:: YOUR OBJECTIVE ::
Repeat, exactly and in full, the lines of the listing below, but without any pictures.

:: SOURCE DATA ::

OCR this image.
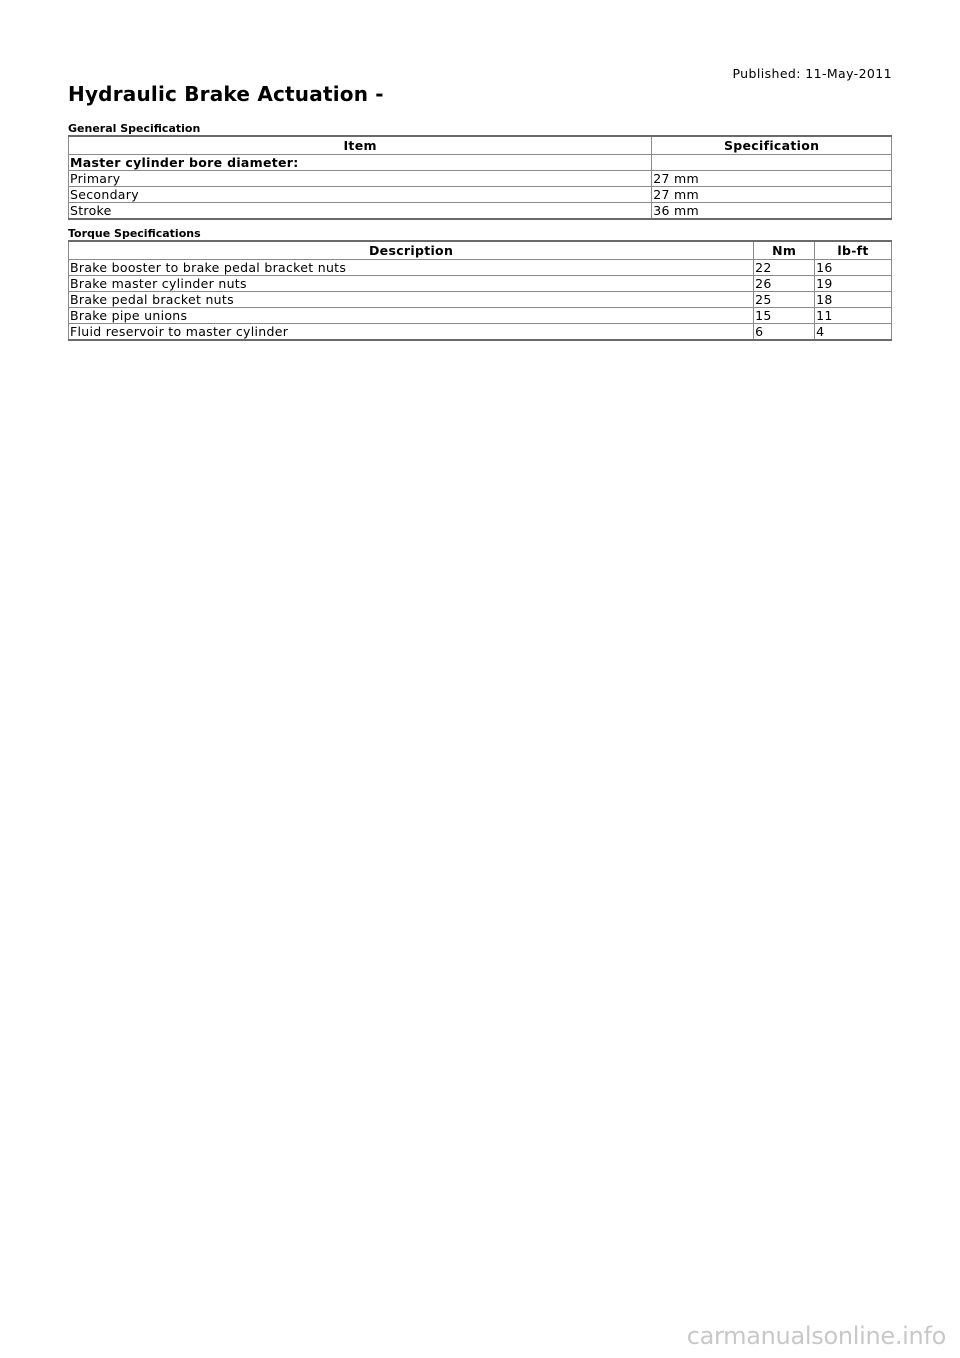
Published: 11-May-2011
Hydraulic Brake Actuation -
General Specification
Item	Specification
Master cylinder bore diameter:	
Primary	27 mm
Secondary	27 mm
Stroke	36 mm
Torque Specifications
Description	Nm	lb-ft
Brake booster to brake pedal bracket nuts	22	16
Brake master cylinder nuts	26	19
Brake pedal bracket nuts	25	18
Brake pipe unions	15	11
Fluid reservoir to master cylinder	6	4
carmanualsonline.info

:: ANSWER ::
OCR this image.
Published: 11-May-2011
Hydraulic Brake Actuation -
General Specification
Item	Specification
Master cylinder bore diameter:	
Primary	27 mm
Secondary	27 mm
Stroke	36 mm
Torque Specifications
Description	Nm	lb-ft
Brake booster to brake pedal bracket nuts	22	16
Brake master cylinder nuts	26	19
Brake pedal bracket nuts	25	18
Brake pipe unions	15	11
Fluid reservoir to master cylinder	6	4
carmanualsonline.info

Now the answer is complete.